**Records for the exercise:**
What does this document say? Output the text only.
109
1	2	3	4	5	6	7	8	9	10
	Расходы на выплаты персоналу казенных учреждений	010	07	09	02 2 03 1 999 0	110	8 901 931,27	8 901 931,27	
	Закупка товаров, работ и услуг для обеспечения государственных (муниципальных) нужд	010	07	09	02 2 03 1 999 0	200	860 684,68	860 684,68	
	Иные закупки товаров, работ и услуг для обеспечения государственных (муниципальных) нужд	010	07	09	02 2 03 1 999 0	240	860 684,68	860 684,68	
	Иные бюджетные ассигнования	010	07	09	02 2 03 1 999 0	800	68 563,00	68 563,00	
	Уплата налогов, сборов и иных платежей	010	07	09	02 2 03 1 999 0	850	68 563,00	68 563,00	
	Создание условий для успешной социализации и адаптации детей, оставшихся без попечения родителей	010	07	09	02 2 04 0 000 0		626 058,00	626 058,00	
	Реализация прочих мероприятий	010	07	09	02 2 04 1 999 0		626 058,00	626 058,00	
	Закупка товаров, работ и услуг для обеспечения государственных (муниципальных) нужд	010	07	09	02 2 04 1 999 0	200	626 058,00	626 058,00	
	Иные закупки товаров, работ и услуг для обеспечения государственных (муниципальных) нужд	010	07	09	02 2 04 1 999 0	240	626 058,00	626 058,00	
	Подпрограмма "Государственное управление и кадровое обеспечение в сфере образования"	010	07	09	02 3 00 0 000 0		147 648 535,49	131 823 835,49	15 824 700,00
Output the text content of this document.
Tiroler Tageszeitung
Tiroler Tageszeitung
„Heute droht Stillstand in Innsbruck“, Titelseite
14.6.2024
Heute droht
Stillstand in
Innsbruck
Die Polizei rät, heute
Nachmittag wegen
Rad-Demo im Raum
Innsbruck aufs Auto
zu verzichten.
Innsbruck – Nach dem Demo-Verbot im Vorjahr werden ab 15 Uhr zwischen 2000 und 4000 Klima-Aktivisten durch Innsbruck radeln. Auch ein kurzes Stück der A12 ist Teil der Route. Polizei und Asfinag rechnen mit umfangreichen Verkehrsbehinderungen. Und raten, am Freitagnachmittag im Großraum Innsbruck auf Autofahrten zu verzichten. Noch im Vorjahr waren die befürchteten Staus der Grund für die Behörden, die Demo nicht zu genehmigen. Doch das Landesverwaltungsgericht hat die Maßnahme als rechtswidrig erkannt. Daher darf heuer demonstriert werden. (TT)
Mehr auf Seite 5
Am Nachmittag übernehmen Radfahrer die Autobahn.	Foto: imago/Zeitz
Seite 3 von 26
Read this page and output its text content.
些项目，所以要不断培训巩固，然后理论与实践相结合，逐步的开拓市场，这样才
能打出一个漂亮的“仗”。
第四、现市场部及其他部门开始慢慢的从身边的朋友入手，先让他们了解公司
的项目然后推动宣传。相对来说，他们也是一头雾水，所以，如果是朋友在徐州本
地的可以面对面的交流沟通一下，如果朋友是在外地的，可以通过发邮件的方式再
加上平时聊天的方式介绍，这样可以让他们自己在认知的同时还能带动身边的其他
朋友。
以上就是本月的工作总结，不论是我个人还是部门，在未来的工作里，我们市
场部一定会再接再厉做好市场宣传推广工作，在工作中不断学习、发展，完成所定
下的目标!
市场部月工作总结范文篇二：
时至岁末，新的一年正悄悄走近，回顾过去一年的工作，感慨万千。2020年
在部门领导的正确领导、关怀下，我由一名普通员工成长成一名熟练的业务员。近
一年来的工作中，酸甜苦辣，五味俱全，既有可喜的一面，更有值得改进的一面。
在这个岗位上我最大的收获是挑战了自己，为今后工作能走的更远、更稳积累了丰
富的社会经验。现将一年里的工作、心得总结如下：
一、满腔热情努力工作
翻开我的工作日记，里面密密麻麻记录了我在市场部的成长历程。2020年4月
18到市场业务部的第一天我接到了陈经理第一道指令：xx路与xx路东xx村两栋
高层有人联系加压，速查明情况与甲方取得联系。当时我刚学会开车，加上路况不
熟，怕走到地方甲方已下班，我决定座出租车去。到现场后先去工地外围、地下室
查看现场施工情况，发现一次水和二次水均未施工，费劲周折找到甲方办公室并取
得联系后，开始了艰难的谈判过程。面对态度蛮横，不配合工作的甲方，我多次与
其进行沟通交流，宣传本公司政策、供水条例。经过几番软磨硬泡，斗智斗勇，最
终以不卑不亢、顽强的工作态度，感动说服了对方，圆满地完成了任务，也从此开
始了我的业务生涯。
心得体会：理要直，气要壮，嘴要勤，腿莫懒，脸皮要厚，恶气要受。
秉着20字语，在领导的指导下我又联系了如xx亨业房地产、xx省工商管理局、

**Short exercise:** Return all lines with the word "text" in them.

**Finished answer:**
What does this document say? Output the text only.
Output the text content of this document.
Read this page and output its text content.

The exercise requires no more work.